[Begin]
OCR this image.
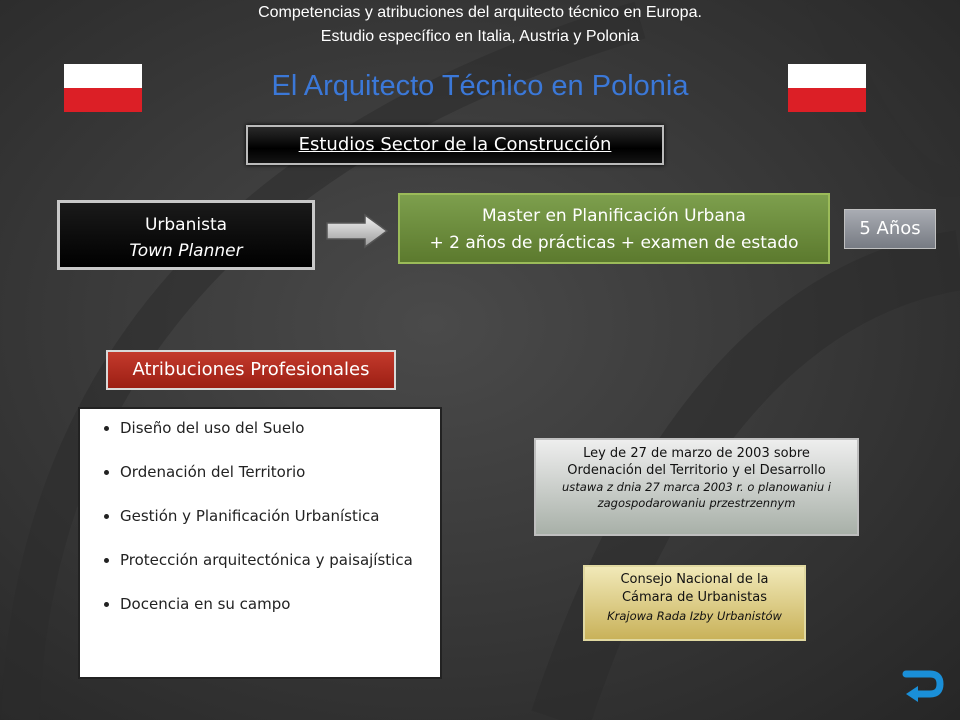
Competencias y atribuciones del arquitecto técnico en Europa.
Estudio específico en Italia, Austria y Polonia
El Arquitecto Técnico en Polonia
Estudios Sector de la Construcción
Urbanista
Town Planner
Master en Planificación Urbana
+ 2 años de prácticas + examen de estado
5 Años
Atribuciones Profesionales
• Diseño del uso del Suelo
• Ordenación del Territorio
• Gestión y Planificación Urbanística
• Protección arquitectónica y paisajística
• Docencia en su campo
Ley de 27 de marzo de 2003 sobre
Ordenación del Territorio y el Desarrollo
ustawa z dnia 27 marca 2003 r. o planowaniu i zagospodarowaniu przestrzennym
Consejo Nacional de la
Cámara de Urbanistas
Krajowa Rada Izby Urbanistów
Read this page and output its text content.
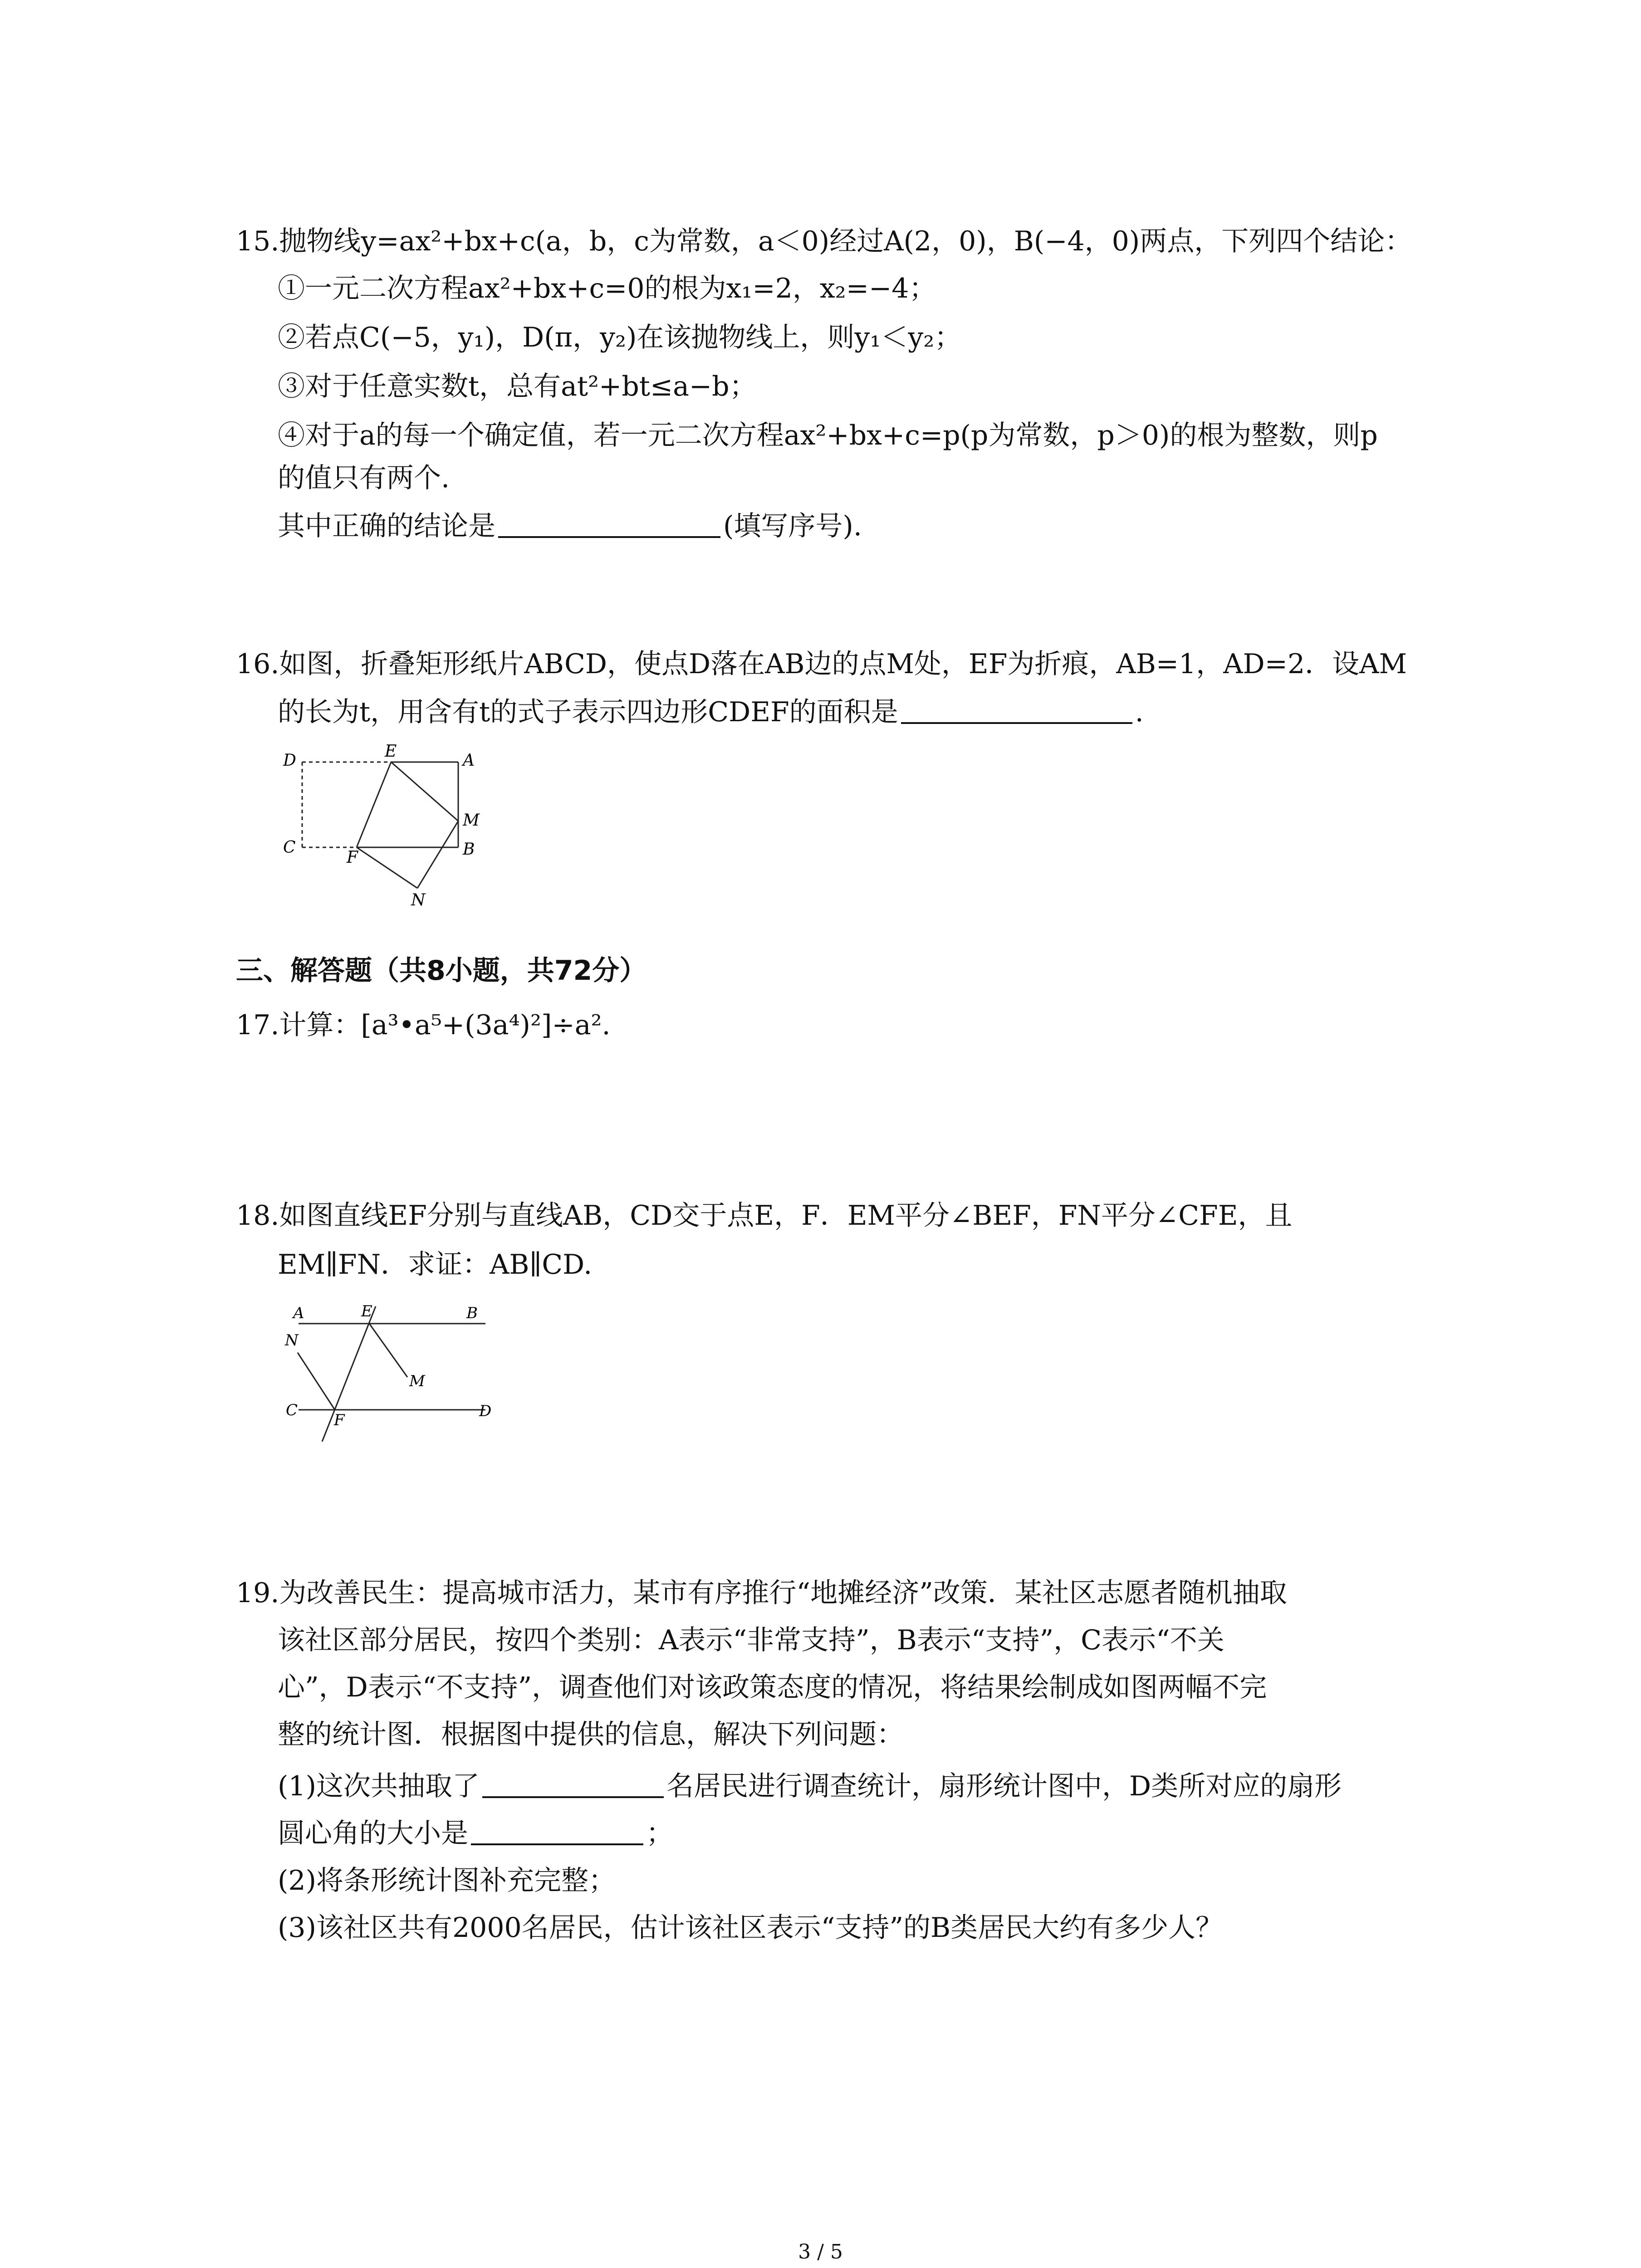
15.抛物线y=ax²+bx+c(a，b，c为常数，a＜0)经过A(2，0)，B(−4，0)两点，下列四个结论：
①一元二次方程ax²+bx+c=0的根为x₁=2，x₂=−4；
②若点C(−5，y₁)，D(π，y₂)在该抛物线上，则y₁＜y₂；
③对于任意实数t，总有at²+bt≤a−b；
④对于a的每一个确定值，若一元二次方程ax²+bx+c=p(p为常数，p＞0)的根为整数，则p
的值只有两个.
其中正确的结论是	(填写序号).
16.如图，折叠矩形纸片ABCD，使点D落在AB边的点M处，EF为折痕，AB=1，AD=2．设AM
的长为t，用含有t的式子表示四边形CDEF的面积是	.
D	E	A
M
C
F	B
N
三、解答题（共8小题，共72分）
17.计算：[a³•a⁵+(3a⁴)²]÷a².
18.如图直线EF分别与直线AB，CD交于点E，F．EM平分∠BEF，FN平分∠CFE，且
EM∥FN．求证：AB∥CD.
A	E	B
N
M
C
F	D
19.为改善民生：提高城市活力，某市有序推行“地摊经济”改策．某社区志愿者随机抽取
该社区部分居民，按四个类别：A表示“非常支持”，B表示“支持”，C表示“不关
心”，D表示“不支持”，调查他们对该政策态度的情况，将结果绘制成如图两幅不完
整的统计图．根据图中提供的信息，解决下列问题：
(1)这次共抽取了	名居民进行调查统计，扇形统计图中，D类所对应的扇形
圆心角的大小是	；
(2)将条形统计图补充完整；
(3)该社区共有2000名居民，估计该社区表示“支持”的B类居民大约有多少人？
3 / 5
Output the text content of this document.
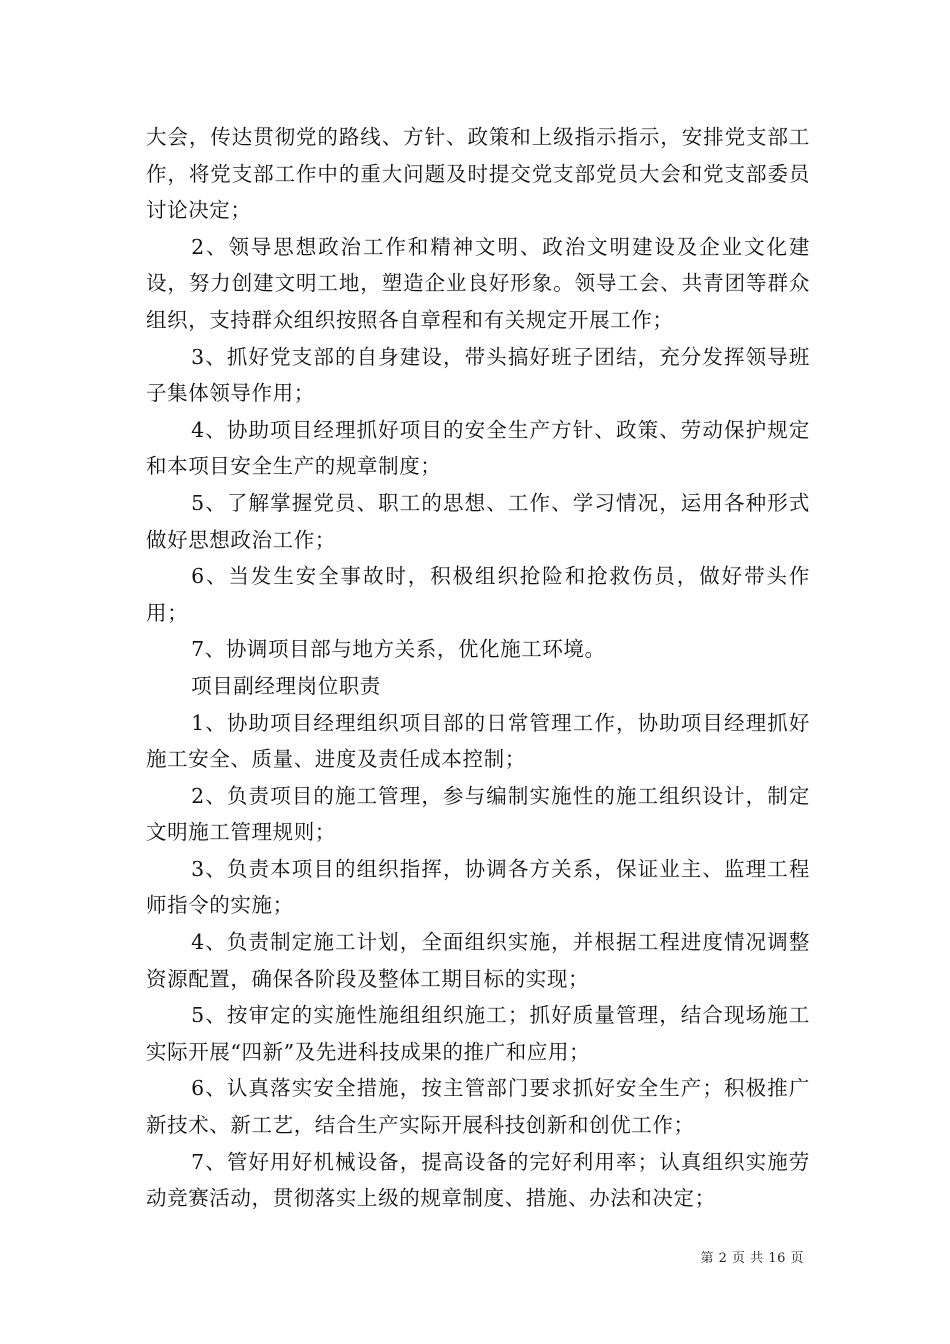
大会，传达贯彻党的路线、方针、政策和上级指示指示，安排党支部工作，将党支部工作中的重大问题及时提交党支部党员大会和党支部委员讨论决定；

2、领导思想政治工作和精神文明、政治文明建设及企业文化建设，努力创建文明工地，塑造企业良好形象。领导工会、共青团等群众组织，支持群众组织按照各自章程和有关规定开展工作；

3、抓好党支部的自身建设，带头搞好班子团结，充分发挥领导班子集体领导作用；

4、协助项目经理抓好项目的安全生产方针、政策、劳动保护规定和本项目安全生产的规章制度；

5、了解掌握党员、职工的思想、工作、学习情况，运用各种形式做好思想政治工作；

6、当发生安全事故时，积极组织抢险和抢救伤员，做好带头作用；

7、协调项目部与地方关系，优化施工环境。

项目副经理岗位职责

1、协助项目经理组织项目部的日常管理工作，协助项目经理抓好施工安全、质量、进度及责任成本控制；

2、负责项目的施工管理，参与编制实施性的施工组织设计，制定文明施工管理规则；

3、负责本项目的组织指挥，协调各方关系，保证业主、监理工程师指令的实施；

4、负责制定施工计划，全面组织实施，并根据工程进度情况调整资源配置，确保各阶段及整体工期目标的实现；

5、按审定的实施性施组组织施工；抓好质量管理，结合现场施工实际开展“四新”及先进科技成果的推广和应用；

6、认真落实安全措施，按主管部门要求抓好安全生产；积极推广新技术、新工艺，结合生产实际开展科技创新和创优工作；

7、管好用好机械设备，提高设备的完好利用率；认真组织实施劳动竞赛活动，贯彻落实上级的规章制度、措施、办法和决定；

第 2 页 共 16 页
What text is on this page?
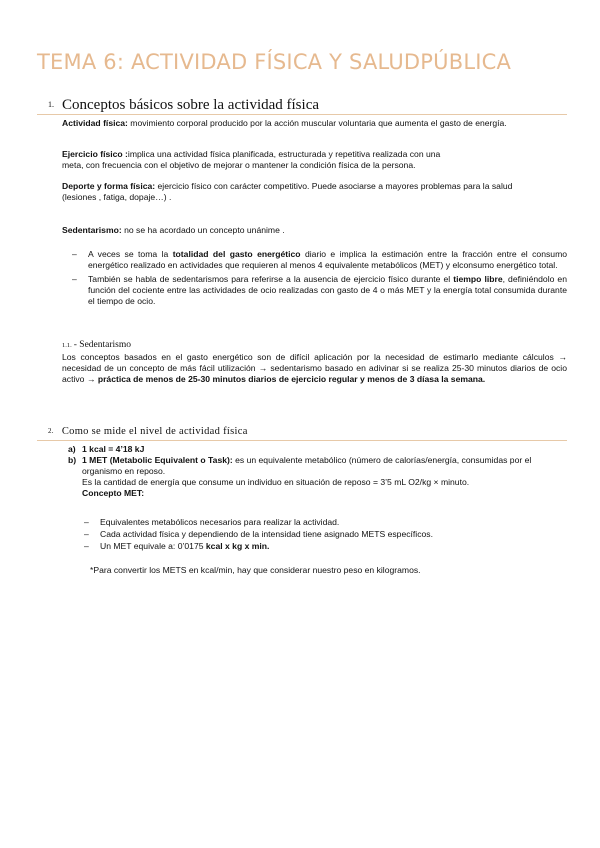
TEMA 6: ACTIVIDAD FÍSICA Y SALUDPÚBLICA
1. Conceptos básicos sobre la actividad física
Actividad física: movimiento corporal producido por la acción muscular voluntaria que aumenta el gasto de energía.
Ejercicio físico :implica una actividad física planificada, estructurada y repetitiva realizada con una
meta, con frecuencia con el objetivo de mejorar o mantener la condición física de la persona.
Deporte y forma física: ejercicio físico con carácter competitivo. Puede asociarse a mayores problemas para la salud
(lesiones , fatiga, dopaje…) .
Sedentarismo: no se ha acordado un concepto unánime .
– A veces se toma la totalidad del gasto energético diario e implica la estimación entre la fracción entre el consumo energético realizado en actividades que requieren al menos 4 equivalente metabólicos (MET) y elconsumo energético total.
– También se habla de sedentarismos para referirse a la ausencia de ejercicio físico durante el tiempo libre, definiéndolo en función del cociente entre las actividades de ocio realizadas con gasto de 4 o más MET y la energía total consumida durante el tiempo de ocio.
1.1. - Sedentarismo
Los conceptos basados en el gasto energético son de difícil aplicación por la necesidad de estimarlo mediante cálculos → necesidad de un concepto de más fácil utilización → sedentarismo basado en adivinar si se realiza 25-30 minutos diarios de ocio activo → práctica de menos de 25-30 minutos diarios de ejercicio regular y menos de 3 díasa la semana.
2. Como se mide el nivel de actividad física
a) 1 kcal = 4’18 kJ
b) 1 MET (Metabolic Equivalent o Task): es un equivalente metabólico (número de calorías/energía, consumidas por el organismo en reposo.
Es la cantidad de energía que consume un individuo en situación de reposo = 3’5 mL O2/kg × minuto.
Concepto MET:
– Equivalentes metabólicos necesarios para realizar la actividad.
– Cada actividad física y dependiendo de la intensidad tiene asignado METS específicos.
– Un MET equivale a: 0’0175 kcal x kg x min.
*Para convertir los METS en kcal/min, hay que considerar nuestro peso en kilogramos.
[End]
§ **TASK GOAL**
Quote the entries above word for word. Leave the images out.

§ **SOLVED EXERCISE**
OCR this image.
Competencias y atribuciones del arquitecto técnico en Europa.
Estudio específico en Italia, Austria y Polonia
El Arquitecto Técnico en Polonia
Estudios Sector de la Construcción
Urbanista
Town Planner
Master en Planificación Urbana
+ 2 años de prácticas + examen de estado
5 Años
Atribuciones Profesionales
• Diseño del uso del Suelo
• Ordenación del Territorio
• Gestión y Planificación Urbanística
• Protección arquitectónica y paisajística
• Docencia en su campo
Ley de 27 de marzo de 2003 sobre
Ordenación del Territorio y el Desarrollo
ustawa z dnia 27 marca 2003 r. o planowaniu i zagospodarowaniu przestrzennym
Consejo Nacional de la
Cámara de Urbanistas
Krajowa Rada Izby Urbanistów
Read this page and output its text content.
15.抛物线y=ax²+bx+c(a，b，c为常数，a＜0)经过A(2，0)，B(−4，0)两点，下列四个结论：
①一元二次方程ax²+bx+c=0的根为x₁=2，x₂=−4；
②若点C(−5，y₁)，D(π，y₂)在该抛物线上，则y₁＜y₂；
③对于任意实数t，总有at²+bt≤a−b；
④对于a的每一个确定值，若一元二次方程ax²+bx+c=p(p为常数，p＞0)的根为整数，则p
的值只有两个.
其中正确的结论是	(填写序号).
16.如图，折叠矩形纸片ABCD，使点D落在AB边的点M处，EF为折痕，AB=1，AD=2．设AM
的长为t，用含有t的式子表示四边形CDEF的面积是	.
D	E	A
M
C
F	B
N
三、解答题（共8小题，共72分）
17.计算：[a³•a⁵+(3a⁴)²]÷a².
18.如图直线EF分别与直线AB，CD交于点E，F．EM平分∠BEF，FN平分∠CFE，且
EM∥FN．求证：AB∥CD.
A	E	B
N
M
C
F	D
19.为改善民生：提高城市活力，某市有序推行“地摊经济”改策．某社区志愿者随机抽取
该社区部分居民，按四个类别：A表示“非常支持”，B表示“支持”，C表示“不关
心”，D表示“不支持”，调查他们对该政策态度的情况，将结果绘制成如图两幅不完
整的统计图．根据图中提供的信息，解决下列问题：
(1)这次共抽取了	名居民进行调查统计，扇形统计图中，D类所对应的扇形
圆心角的大小是	；
(2)将条形统计图补充完整；
(3)该社区共有2000名居民，估计该社区表示“支持”的B类居民大约有多少人？
3 / 5
Output the text content of this document.
大会，传达贯彻党的路线、方针、政策和上级指示指示，安排党支部工作，将党支部工作中的重大问题及时提交党支部党员大会和党支部委员讨论决定；

2、领导思想政治工作和精神文明、政治文明建设及企业文化建设，努力创建文明工地，塑造企业良好形象。领导工会、共青团等群众组织，支持群众组织按照各自章程和有关规定开展工作；

3、抓好党支部的自身建设，带头搞好班子团结，充分发挥领导班子集体领导作用；

4、协助项目经理抓好项目的安全生产方针、政策、劳动保护规定和本项目安全生产的规章制度；

5、了解掌握党员、职工的思想、工作、学习情况，运用各种形式做好思想政治工作；

6、当发生安全事故时，积极组织抢险和抢救伤员，做好带头作用；

7、协调项目部与地方关系，优化施工环境。

项目副经理岗位职责

1、协助项目经理组织项目部的日常管理工作，协助项目经理抓好施工安全、质量、进度及责任成本控制；

2、负责项目的施工管理，参与编制实施性的施工组织设计，制定文明施工管理规则；

3、负责本项目的组织指挥，协调各方关系，保证业主、监理工程师指令的实施；

4、负责制定施工计划，全面组织实施，并根据工程进度情况调整资源配置，确保各阶段及整体工期目标的实现；

5、按审定的实施性施组组织施工；抓好质量管理，结合现场施工实际开展“四新”及先进科技成果的推广和应用；

6、认真落实安全措施，按主管部门要求抓好安全生产；积极推广新技术、新工艺，结合生产实际开展科技创新和创优工作；

7、管好用好机械设备，提高设备的完好利用率；认真组织实施劳动竞赛活动，贯彻落实上级的规章制度、措施、办法和决定；

第 2 页 共 16 页
What text is on this page?
TEMA 6: ACTIVIDAD FÍSICA Y SALUDPÚBLICA
1. Conceptos básicos sobre la actividad física
Actividad física: movimiento corporal producido por la acción muscular voluntaria que aumenta el gasto de energía.
Ejercicio físico :implica una actividad física planificada, estructurada y repetitiva realizada con una
meta, con frecuencia con el objetivo de mejorar o mantener la condición física de la persona.
Deporte y forma física: ejercicio físico con carácter competitivo. Puede asociarse a mayores problemas para la salud
(lesiones , fatiga, dopaje…) .
Sedentarismo: no se ha acordado un concepto unánime .
– A veces se toma la totalidad del gasto energético diario e implica la estimación entre la fracción entre el consumo energético realizado en actividades que requieren al menos 4 equivalente metabólicos (MET) y elconsumo energético total.
– También se habla de sedentarismos para referirse a la ausencia de ejercicio físico durante el tiempo libre, definiéndolo en función del cociente entre las actividades de ocio realizadas con gasto de 4 o más MET y la energía total consumida durante el tiempo de ocio.
1.1. - Sedentarismo
Los conceptos basados en el gasto energético son de difícil aplicación por la necesidad de estimarlo mediante cálculos → necesidad de un concepto de más fácil utilización → sedentarismo basado en adivinar si se realiza 25-30 minutos diarios de ocio activo → práctica de menos de 25-30 minutos diarios de ejercicio regular y menos de 3 díasa la semana.
2. Como se mide el nivel de actividad física
a) 1 kcal = 4’18 kJ
b) 1 MET (Metabolic Equivalent o Task): es un equivalente metabólico (número de calorías/energía, consumidas por el organismo en reposo.
Es la cantidad de energía que consume un individuo en situación de reposo = 3’5 mL O2/kg × minuto.
Concepto MET:
– Equivalentes metabólicos necesarios para realizar la actividad.
– Cada actividad física y dependiendo de la intensidad tiene asignado METS específicos.
– Un MET equivale a: 0’0175 kcal x kg x min.
*Para convertir los METS en kcal/min, hay que considerar nuestro peso en kilogramos.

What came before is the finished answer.